_What you will do_
State how many lines of the data contain the word "Montagem", and write nothing besides the number.

--- start ---

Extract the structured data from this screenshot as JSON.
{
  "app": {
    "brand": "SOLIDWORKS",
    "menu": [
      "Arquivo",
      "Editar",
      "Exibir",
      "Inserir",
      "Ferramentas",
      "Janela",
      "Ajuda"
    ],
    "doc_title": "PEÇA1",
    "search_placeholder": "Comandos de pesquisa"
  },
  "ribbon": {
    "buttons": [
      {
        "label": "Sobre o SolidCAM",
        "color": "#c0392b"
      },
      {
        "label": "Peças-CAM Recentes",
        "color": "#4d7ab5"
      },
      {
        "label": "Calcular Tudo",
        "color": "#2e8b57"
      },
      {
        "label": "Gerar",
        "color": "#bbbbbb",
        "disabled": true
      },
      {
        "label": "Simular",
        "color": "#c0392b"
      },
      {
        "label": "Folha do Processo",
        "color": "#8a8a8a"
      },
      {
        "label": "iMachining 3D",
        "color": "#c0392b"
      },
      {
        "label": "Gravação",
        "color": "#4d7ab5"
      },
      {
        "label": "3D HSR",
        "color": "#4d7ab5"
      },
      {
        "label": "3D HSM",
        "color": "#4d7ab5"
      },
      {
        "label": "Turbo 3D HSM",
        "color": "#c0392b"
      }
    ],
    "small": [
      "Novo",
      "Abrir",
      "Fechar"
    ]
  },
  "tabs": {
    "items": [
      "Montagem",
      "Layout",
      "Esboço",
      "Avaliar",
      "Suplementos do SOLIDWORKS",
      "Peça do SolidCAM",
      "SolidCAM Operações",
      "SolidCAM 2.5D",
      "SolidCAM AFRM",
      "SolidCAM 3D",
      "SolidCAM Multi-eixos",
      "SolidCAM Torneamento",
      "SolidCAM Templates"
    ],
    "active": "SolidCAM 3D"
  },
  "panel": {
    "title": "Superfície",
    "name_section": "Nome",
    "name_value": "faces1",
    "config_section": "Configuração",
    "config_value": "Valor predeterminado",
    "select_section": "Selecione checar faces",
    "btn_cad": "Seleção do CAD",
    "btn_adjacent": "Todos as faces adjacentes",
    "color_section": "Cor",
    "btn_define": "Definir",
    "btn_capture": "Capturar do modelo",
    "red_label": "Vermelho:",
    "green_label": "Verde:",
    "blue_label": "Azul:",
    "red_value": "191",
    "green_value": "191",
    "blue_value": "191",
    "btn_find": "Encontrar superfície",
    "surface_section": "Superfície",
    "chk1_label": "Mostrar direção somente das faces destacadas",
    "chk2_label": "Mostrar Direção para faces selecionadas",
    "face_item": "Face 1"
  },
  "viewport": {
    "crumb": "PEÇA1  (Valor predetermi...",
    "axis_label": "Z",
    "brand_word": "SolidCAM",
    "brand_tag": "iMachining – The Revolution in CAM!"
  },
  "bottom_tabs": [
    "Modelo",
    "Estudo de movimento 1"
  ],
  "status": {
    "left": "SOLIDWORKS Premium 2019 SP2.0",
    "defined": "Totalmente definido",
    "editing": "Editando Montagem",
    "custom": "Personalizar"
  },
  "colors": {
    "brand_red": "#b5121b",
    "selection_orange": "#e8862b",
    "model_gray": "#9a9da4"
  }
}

--- end ---

_Written answer_
2